▽
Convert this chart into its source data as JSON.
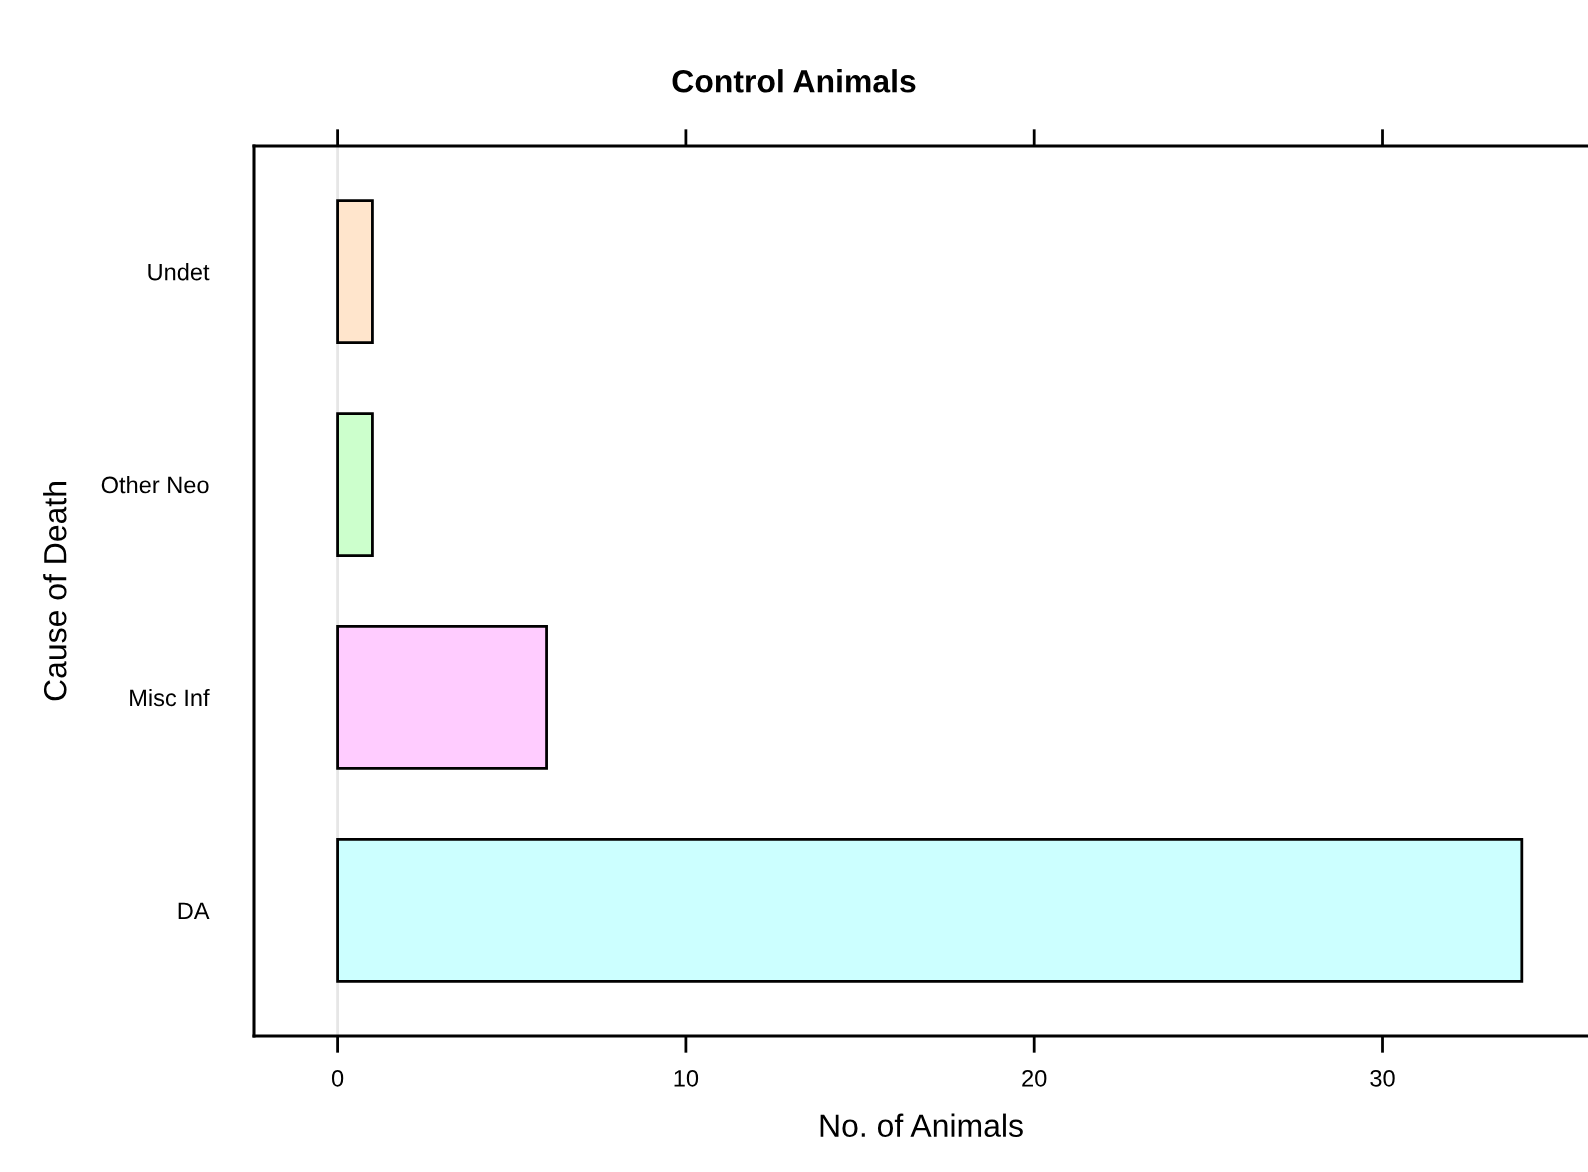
{
  "chart_data": {
    "type": "bar",
    "title": "Control Animals",
    "xlabel": "No. of Animals",
    "ylabel": "Cause of Death",
    "orientation": "horizontal",
    "categories": [
      "Undet",
      "Other Neo",
      "Misc Inf",
      "DA"
    ],
    "values": [
      1,
      1,
      6,
      34
    ],
    "colors": [
      "#ffe5cc",
      "#ccffcc",
      "#ffccff",
      "#ccffff"
    ],
    "xlim": [
      -2.4,
      35.9
    ],
    "xticks": [
      0,
      10,
      20,
      30
    ],
    "ref_lines": [
      {
        "axis": "x",
        "value": 0,
        "color": "#e6e6e6"
      }
    ]
  }
}
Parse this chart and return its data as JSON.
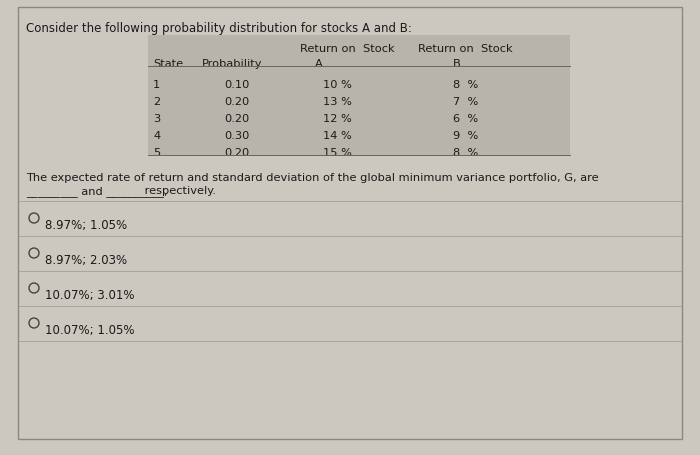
{
  "title": "Consider the following probability distribution for stocks A and B:",
  "table_data": [
    [
      "1",
      "0.10",
      "10 %",
      "8  %"
    ],
    [
      "2",
      "0.20",
      "13 %",
      "7  %"
    ],
    [
      "3",
      "0.20",
      "12 %",
      "6  %"
    ],
    [
      "4",
      "0.30",
      "14 %",
      "9  %"
    ],
    [
      "5",
      "0.20",
      "15 %",
      "8  %"
    ]
  ],
  "question_line1": "The expected rate of return and standard deviation of the global minimum variance portfolio, G, are",
  "question_line2_part1": "_________ and __________,",
  "question_line2_part2": " respectively.",
  "options": [
    "8.97%; 1.05%",
    "8.97%; 2.03%",
    "10.07%; 3.01%",
    "10.07%; 1.05%"
  ],
  "bg_color": "#ccc8c0",
  "table_header_bg": "#b8b4ac",
  "table_row_bg": "#c4c0b8",
  "text_color": "#1a1a1a",
  "line_color": "#a0a098",
  "title_fontsize": 8.5,
  "body_fontsize": 8.2,
  "option_fontsize": 8.5
}
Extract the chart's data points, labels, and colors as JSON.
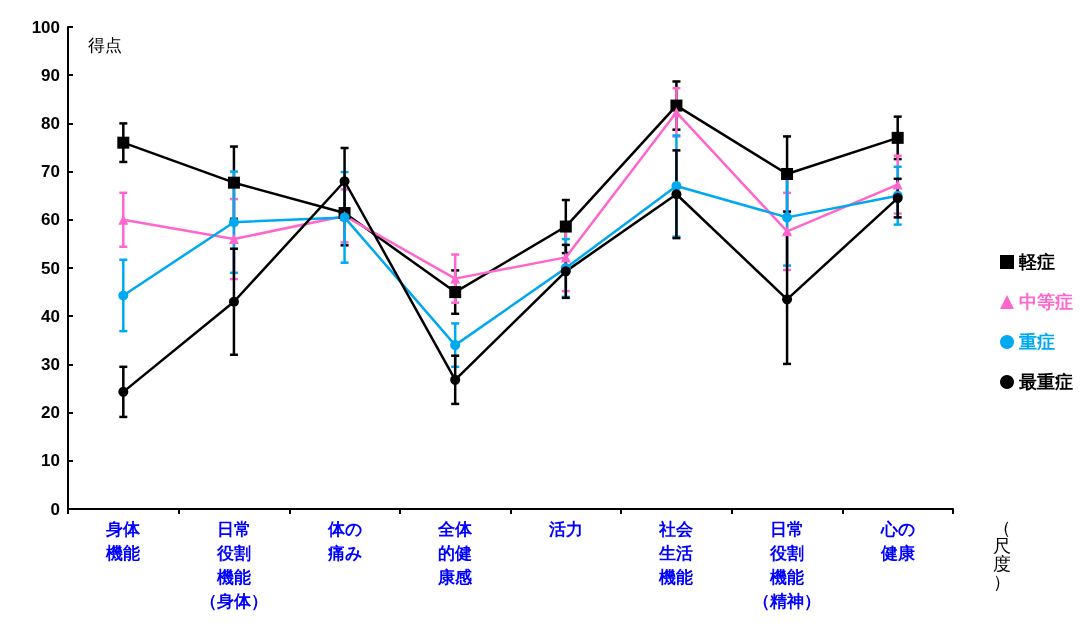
△
Objective:
List all lines in the material containing the string "colors".

Output below:
    "colors": [
Extract the chart's data points, labels, and colors as JSON.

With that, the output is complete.